*DIRECTION*
Transcribe the whole listing without a single picture.

══ GIVEN RECORDS ══

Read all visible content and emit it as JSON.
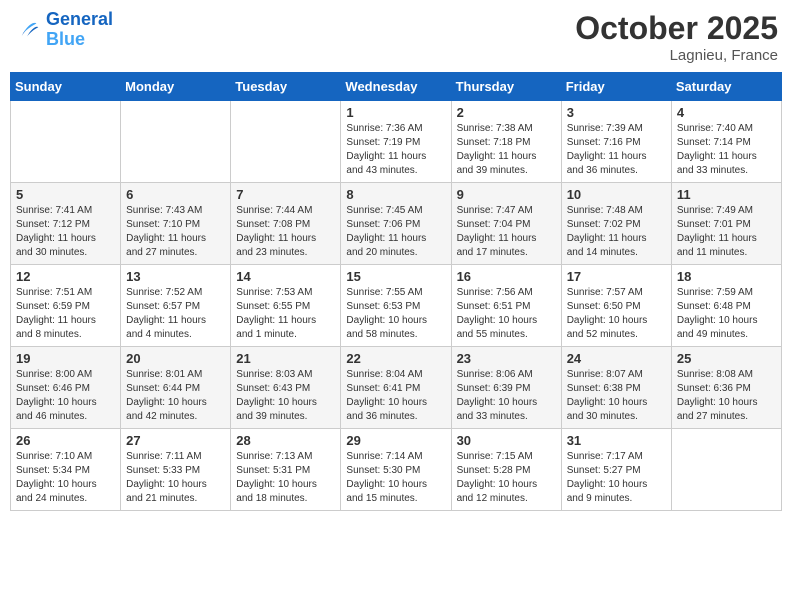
{
  "header": {
    "logo_line1": "General",
    "logo_line2": "Blue",
    "month": "October 2025",
    "location": "Lagnieu, France"
  },
  "weekdays": [
    "Sunday",
    "Monday",
    "Tuesday",
    "Wednesday",
    "Thursday",
    "Friday",
    "Saturday"
  ],
  "weeks": [
    [
      {
        "day": "",
        "sunrise": "",
        "sunset": "",
        "daylight": ""
      },
      {
        "day": "",
        "sunrise": "",
        "sunset": "",
        "daylight": ""
      },
      {
        "day": "",
        "sunrise": "",
        "sunset": "",
        "daylight": ""
      },
      {
        "day": "1",
        "sunrise": "Sunrise: 7:36 AM",
        "sunset": "Sunset: 7:19 PM",
        "daylight": "Daylight: 11 hours and 43 minutes."
      },
      {
        "day": "2",
        "sunrise": "Sunrise: 7:38 AM",
        "sunset": "Sunset: 7:18 PM",
        "daylight": "Daylight: 11 hours and 39 minutes."
      },
      {
        "day": "3",
        "sunrise": "Sunrise: 7:39 AM",
        "sunset": "Sunset: 7:16 PM",
        "daylight": "Daylight: 11 hours and 36 minutes."
      },
      {
        "day": "4",
        "sunrise": "Sunrise: 7:40 AM",
        "sunset": "Sunset: 7:14 PM",
        "daylight": "Daylight: 11 hours and 33 minutes."
      }
    ],
    [
      {
        "day": "5",
        "sunrise": "Sunrise: 7:41 AM",
        "sunset": "Sunset: 7:12 PM",
        "daylight": "Daylight: 11 hours and 30 minutes."
      },
      {
        "day": "6",
        "sunrise": "Sunrise: 7:43 AM",
        "sunset": "Sunset: 7:10 PM",
        "daylight": "Daylight: 11 hours and 27 minutes."
      },
      {
        "day": "7",
        "sunrise": "Sunrise: 7:44 AM",
        "sunset": "Sunset: 7:08 PM",
        "daylight": "Daylight: 11 hours and 23 minutes."
      },
      {
        "day": "8",
        "sunrise": "Sunrise: 7:45 AM",
        "sunset": "Sunset: 7:06 PM",
        "daylight": "Daylight: 11 hours and 20 minutes."
      },
      {
        "day": "9",
        "sunrise": "Sunrise: 7:47 AM",
        "sunset": "Sunset: 7:04 PM",
        "daylight": "Daylight: 11 hours and 17 minutes."
      },
      {
        "day": "10",
        "sunrise": "Sunrise: 7:48 AM",
        "sunset": "Sunset: 7:02 PM",
        "daylight": "Daylight: 11 hours and 14 minutes."
      },
      {
        "day": "11",
        "sunrise": "Sunrise: 7:49 AM",
        "sunset": "Sunset: 7:01 PM",
        "daylight": "Daylight: 11 hours and 11 minutes."
      }
    ],
    [
      {
        "day": "12",
        "sunrise": "Sunrise: 7:51 AM",
        "sunset": "Sunset: 6:59 PM",
        "daylight": "Daylight: 11 hours and 8 minutes."
      },
      {
        "day": "13",
        "sunrise": "Sunrise: 7:52 AM",
        "sunset": "Sunset: 6:57 PM",
        "daylight": "Daylight: 11 hours and 4 minutes."
      },
      {
        "day": "14",
        "sunrise": "Sunrise: 7:53 AM",
        "sunset": "Sunset: 6:55 PM",
        "daylight": "Daylight: 11 hours and 1 minute."
      },
      {
        "day": "15",
        "sunrise": "Sunrise: 7:55 AM",
        "sunset": "Sunset: 6:53 PM",
        "daylight": "Daylight: 10 hours and 58 minutes."
      },
      {
        "day": "16",
        "sunrise": "Sunrise: 7:56 AM",
        "sunset": "Sunset: 6:51 PM",
        "daylight": "Daylight: 10 hours and 55 minutes."
      },
      {
        "day": "17",
        "sunrise": "Sunrise: 7:57 AM",
        "sunset": "Sunset: 6:50 PM",
        "daylight": "Daylight: 10 hours and 52 minutes."
      },
      {
        "day": "18",
        "sunrise": "Sunrise: 7:59 AM",
        "sunset": "Sunset: 6:48 PM",
        "daylight": "Daylight: 10 hours and 49 minutes."
      }
    ],
    [
      {
        "day": "19",
        "sunrise": "Sunrise: 8:00 AM",
        "sunset": "Sunset: 6:46 PM",
        "daylight": "Daylight: 10 hours and 46 minutes."
      },
      {
        "day": "20",
        "sunrise": "Sunrise: 8:01 AM",
        "sunset": "Sunset: 6:44 PM",
        "daylight": "Daylight: 10 hours and 42 minutes."
      },
      {
        "day": "21",
        "sunrise": "Sunrise: 8:03 AM",
        "sunset": "Sunset: 6:43 PM",
        "daylight": "Daylight: 10 hours and 39 minutes."
      },
      {
        "day": "22",
        "sunrise": "Sunrise: 8:04 AM",
        "sunset": "Sunset: 6:41 PM",
        "daylight": "Daylight: 10 hours and 36 minutes."
      },
      {
        "day": "23",
        "sunrise": "Sunrise: 8:06 AM",
        "sunset": "Sunset: 6:39 PM",
        "daylight": "Daylight: 10 hours and 33 minutes."
      },
      {
        "day": "24",
        "sunrise": "Sunrise: 8:07 AM",
        "sunset": "Sunset: 6:38 PM",
        "daylight": "Daylight: 10 hours and 30 minutes."
      },
      {
        "day": "25",
        "sunrise": "Sunrise: 8:08 AM",
        "sunset": "Sunset: 6:36 PM",
        "daylight": "Daylight: 10 hours and 27 minutes."
      }
    ],
    [
      {
        "day": "26",
        "sunrise": "Sunrise: 7:10 AM",
        "sunset": "Sunset: 5:34 PM",
        "daylight": "Daylight: 10 hours and 24 minutes."
      },
      {
        "day": "27",
        "sunrise": "Sunrise: 7:11 AM",
        "sunset": "Sunset: 5:33 PM",
        "daylight": "Daylight: 10 hours and 21 minutes."
      },
      {
        "day": "28",
        "sunrise": "Sunrise: 7:13 AM",
        "sunset": "Sunset: 5:31 PM",
        "daylight": "Daylight: 10 hours and 18 minutes."
      },
      {
        "day": "29",
        "sunrise": "Sunrise: 7:14 AM",
        "sunset": "Sunset: 5:30 PM",
        "daylight": "Daylight: 10 hours and 15 minutes."
      },
      {
        "day": "30",
        "sunrise": "Sunrise: 7:15 AM",
        "sunset": "Sunset: 5:28 PM",
        "daylight": "Daylight: 10 hours and 12 minutes."
      },
      {
        "day": "31",
        "sunrise": "Sunrise: 7:17 AM",
        "sunset": "Sunset: 5:27 PM",
        "daylight": "Daylight: 10 hours and 9 minutes."
      },
      {
        "day": "",
        "sunrise": "",
        "sunset": "",
        "daylight": ""
      }
    ]
  ]
}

═══

*TASK OUTPUT*
Read all visible content and emit it as JSON.
{
  "header": {
    "logo_line1": "General",
    "logo_line2": "Blue",
    "month": "October 2025",
    "location": "Lagnieu, France"
  },
  "weekdays": [
    "Sunday",
    "Monday",
    "Tuesday",
    "Wednesday",
    "Thursday",
    "Friday",
    "Saturday"
  ],
  "weeks": [
    [
      {
        "day": "",
        "sunrise": "",
        "sunset": "",
        "daylight": ""
      },
      {
        "day": "",
        "sunrise": "",
        "sunset": "",
        "daylight": ""
      },
      {
        "day": "",
        "sunrise": "",
        "sunset": "",
        "daylight": ""
      },
      {
        "day": "1",
        "sunrise": "Sunrise: 7:36 AM",
        "sunset": "Sunset: 7:19 PM",
        "daylight": "Daylight: 11 hours and 43 minutes."
      },
      {
        "day": "2",
        "sunrise": "Sunrise: 7:38 AM",
        "sunset": "Sunset: 7:18 PM",
        "daylight": "Daylight: 11 hours and 39 minutes."
      },
      {
        "day": "3",
        "sunrise": "Sunrise: 7:39 AM",
        "sunset": "Sunset: 7:16 PM",
        "daylight": "Daylight: 11 hours and 36 minutes."
      },
      {
        "day": "4",
        "sunrise": "Sunrise: 7:40 AM",
        "sunset": "Sunset: 7:14 PM",
        "daylight": "Daylight: 11 hours and 33 minutes."
      }
    ],
    [
      {
        "day": "5",
        "sunrise": "Sunrise: 7:41 AM",
        "sunset": "Sunset: 7:12 PM",
        "daylight": "Daylight: 11 hours and 30 minutes."
      },
      {
        "day": "6",
        "sunrise": "Sunrise: 7:43 AM",
        "sunset": "Sunset: 7:10 PM",
        "daylight": "Daylight: 11 hours and 27 minutes."
      },
      {
        "day": "7",
        "sunrise": "Sunrise: 7:44 AM",
        "sunset": "Sunset: 7:08 PM",
        "daylight": "Daylight: 11 hours and 23 minutes."
      },
      {
        "day": "8",
        "sunrise": "Sunrise: 7:45 AM",
        "sunset": "Sunset: 7:06 PM",
        "daylight": "Daylight: 11 hours and 20 minutes."
      },
      {
        "day": "9",
        "sunrise": "Sunrise: 7:47 AM",
        "sunset": "Sunset: 7:04 PM",
        "daylight": "Daylight: 11 hours and 17 minutes."
      },
      {
        "day": "10",
        "sunrise": "Sunrise: 7:48 AM",
        "sunset": "Sunset: 7:02 PM",
        "daylight": "Daylight: 11 hours and 14 minutes."
      },
      {
        "day": "11",
        "sunrise": "Sunrise: 7:49 AM",
        "sunset": "Sunset: 7:01 PM",
        "daylight": "Daylight: 11 hours and 11 minutes."
      }
    ],
    [
      {
        "day": "12",
        "sunrise": "Sunrise: 7:51 AM",
        "sunset": "Sunset: 6:59 PM",
        "daylight": "Daylight: 11 hours and 8 minutes."
      },
      {
        "day": "13",
        "sunrise": "Sunrise: 7:52 AM",
        "sunset": "Sunset: 6:57 PM",
        "daylight": "Daylight: 11 hours and 4 minutes."
      },
      {
        "day": "14",
        "sunrise": "Sunrise: 7:53 AM",
        "sunset": "Sunset: 6:55 PM",
        "daylight": "Daylight: 11 hours and 1 minute."
      },
      {
        "day": "15",
        "sunrise": "Sunrise: 7:55 AM",
        "sunset": "Sunset: 6:53 PM",
        "daylight": "Daylight: 10 hours and 58 minutes."
      },
      {
        "day": "16",
        "sunrise": "Sunrise: 7:56 AM",
        "sunset": "Sunset: 6:51 PM",
        "daylight": "Daylight: 10 hours and 55 minutes."
      },
      {
        "day": "17",
        "sunrise": "Sunrise: 7:57 AM",
        "sunset": "Sunset: 6:50 PM",
        "daylight": "Daylight: 10 hours and 52 minutes."
      },
      {
        "day": "18",
        "sunrise": "Sunrise: 7:59 AM",
        "sunset": "Sunset: 6:48 PM",
        "daylight": "Daylight: 10 hours and 49 minutes."
      }
    ],
    [
      {
        "day": "19",
        "sunrise": "Sunrise: 8:00 AM",
        "sunset": "Sunset: 6:46 PM",
        "daylight": "Daylight: 10 hours and 46 minutes."
      },
      {
        "day": "20",
        "sunrise": "Sunrise: 8:01 AM",
        "sunset": "Sunset: 6:44 PM",
        "daylight": "Daylight: 10 hours and 42 minutes."
      },
      {
        "day": "21",
        "sunrise": "Sunrise: 8:03 AM",
        "sunset": "Sunset: 6:43 PM",
        "daylight": "Daylight: 10 hours and 39 minutes."
      },
      {
        "day": "22",
        "sunrise": "Sunrise: 8:04 AM",
        "sunset": "Sunset: 6:41 PM",
        "daylight": "Daylight: 10 hours and 36 minutes."
      },
      {
        "day": "23",
        "sunrise": "Sunrise: 8:06 AM",
        "sunset": "Sunset: 6:39 PM",
        "daylight": "Daylight: 10 hours and 33 minutes."
      },
      {
        "day": "24",
        "sunrise": "Sunrise: 8:07 AM",
        "sunset": "Sunset: 6:38 PM",
        "daylight": "Daylight: 10 hours and 30 minutes."
      },
      {
        "day": "25",
        "sunrise": "Sunrise: 8:08 AM",
        "sunset": "Sunset: 6:36 PM",
        "daylight": "Daylight: 10 hours and 27 minutes."
      }
    ],
    [
      {
        "day": "26",
        "sunrise": "Sunrise: 7:10 AM",
        "sunset": "Sunset: 5:34 PM",
        "daylight": "Daylight: 10 hours and 24 minutes."
      },
      {
        "day": "27",
        "sunrise": "Sunrise: 7:11 AM",
        "sunset": "Sunset: 5:33 PM",
        "daylight": "Daylight: 10 hours and 21 minutes."
      },
      {
        "day": "28",
        "sunrise": "Sunrise: 7:13 AM",
        "sunset": "Sunset: 5:31 PM",
        "daylight": "Daylight: 10 hours and 18 minutes."
      },
      {
        "day": "29",
        "sunrise": "Sunrise: 7:14 AM",
        "sunset": "Sunset: 5:30 PM",
        "daylight": "Daylight: 10 hours and 15 minutes."
      },
      {
        "day": "30",
        "sunrise": "Sunrise: 7:15 AM",
        "sunset": "Sunset: 5:28 PM",
        "daylight": "Daylight: 10 hours and 12 minutes."
      },
      {
        "day": "31",
        "sunrise": "Sunrise: 7:17 AM",
        "sunset": "Sunset: 5:27 PM",
        "daylight": "Daylight: 10 hours and 9 minutes."
      },
      {
        "day": "",
        "sunrise": "",
        "sunset": "",
        "daylight": ""
      }
    ]
  ]
}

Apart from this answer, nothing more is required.